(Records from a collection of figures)
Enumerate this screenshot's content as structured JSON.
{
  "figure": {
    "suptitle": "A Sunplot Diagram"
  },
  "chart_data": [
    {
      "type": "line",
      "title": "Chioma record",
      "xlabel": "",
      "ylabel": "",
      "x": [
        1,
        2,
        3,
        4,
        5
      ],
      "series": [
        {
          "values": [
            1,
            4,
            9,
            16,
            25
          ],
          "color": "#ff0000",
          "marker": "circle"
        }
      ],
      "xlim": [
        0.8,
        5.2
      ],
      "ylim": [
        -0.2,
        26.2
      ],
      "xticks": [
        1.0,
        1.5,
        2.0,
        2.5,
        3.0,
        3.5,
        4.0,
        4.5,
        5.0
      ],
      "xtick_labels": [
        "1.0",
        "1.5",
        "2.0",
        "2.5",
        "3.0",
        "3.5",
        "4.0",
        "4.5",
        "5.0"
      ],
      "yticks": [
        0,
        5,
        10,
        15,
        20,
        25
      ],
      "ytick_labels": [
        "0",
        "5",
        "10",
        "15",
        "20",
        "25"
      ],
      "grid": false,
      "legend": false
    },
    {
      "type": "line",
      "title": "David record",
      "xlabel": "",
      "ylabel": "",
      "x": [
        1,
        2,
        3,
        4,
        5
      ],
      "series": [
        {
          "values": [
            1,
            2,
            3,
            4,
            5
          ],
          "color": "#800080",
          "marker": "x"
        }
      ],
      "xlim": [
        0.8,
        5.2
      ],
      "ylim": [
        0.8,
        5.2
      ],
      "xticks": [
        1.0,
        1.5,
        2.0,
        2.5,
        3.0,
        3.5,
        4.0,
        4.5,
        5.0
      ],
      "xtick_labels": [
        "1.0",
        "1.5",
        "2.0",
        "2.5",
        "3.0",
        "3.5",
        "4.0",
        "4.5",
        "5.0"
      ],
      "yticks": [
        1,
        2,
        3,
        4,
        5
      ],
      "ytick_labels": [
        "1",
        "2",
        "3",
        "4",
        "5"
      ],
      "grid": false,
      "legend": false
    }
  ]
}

● **EXERCISE**
Write out every line of the records exactly.

● **RESULT**
Enumerate this screenshot's content as structured JSON.
{
  "figure": {
    "suptitle": "A Sunplot Diagram"
  },
  "chart_data": [
    {
      "type": "line",
      "title": "Chioma record",
      "xlabel": "",
      "ylabel": "",
      "x": [
        1,
        2,
        3,
        4,
        5
      ],
      "series": [
        {
          "values": [
            1,
            4,
            9,
            16,
            25
          ],
          "color": "#ff0000",
          "marker": "circle"
        }
      ],
      "xlim": [
        0.8,
        5.2
      ],
      "ylim": [
        -0.2,
        26.2
      ],
      "xticks": [
        1.0,
        1.5,
        2.0,
        2.5,
        3.0,
        3.5,
        4.0,
        4.5,
        5.0
      ],
      "xtick_labels": [
        "1.0",
        "1.5",
        "2.0",
        "2.5",
        "3.0",
        "3.5",
        "4.0",
        "4.5",
        "5.0"
      ],
      "yticks": [
        0,
        5,
        10,
        15,
        20,
        25
      ],
      "ytick_labels": [
        "0",
        "5",
        "10",
        "15",
        "20",
        "25"
      ],
      "grid": false,
      "legend": false
    },
    {
      "type": "line",
      "title": "David record",
      "xlabel": "",
      "ylabel": "",
      "x": [
        1,
        2,
        3,
        4,
        5
      ],
      "series": [
        {
          "values": [
            1,
            2,
            3,
            4,
            5
          ],
          "color": "#800080",
          "marker": "x"
        }
      ],
      "xlim": [
        0.8,
        5.2
      ],
      "ylim": [
        0.8,
        5.2
      ],
      "xticks": [
        1.0,
        1.5,
        2.0,
        2.5,
        3.0,
        3.5,
        4.0,
        4.5,
        5.0
      ],
      "xtick_labels": [
        "1.0",
        "1.5",
        "2.0",
        "2.5",
        "3.0",
        "3.5",
        "4.0",
        "4.5",
        "5.0"
      ],
      "yticks": [
        1,
        2,
        3,
        4,
        5
      ],
      "ytick_labels": [
        "1",
        "2",
        "3",
        "4",
        "5"
      ],
      "grid": false,
      "legend": false
    }
  ]
}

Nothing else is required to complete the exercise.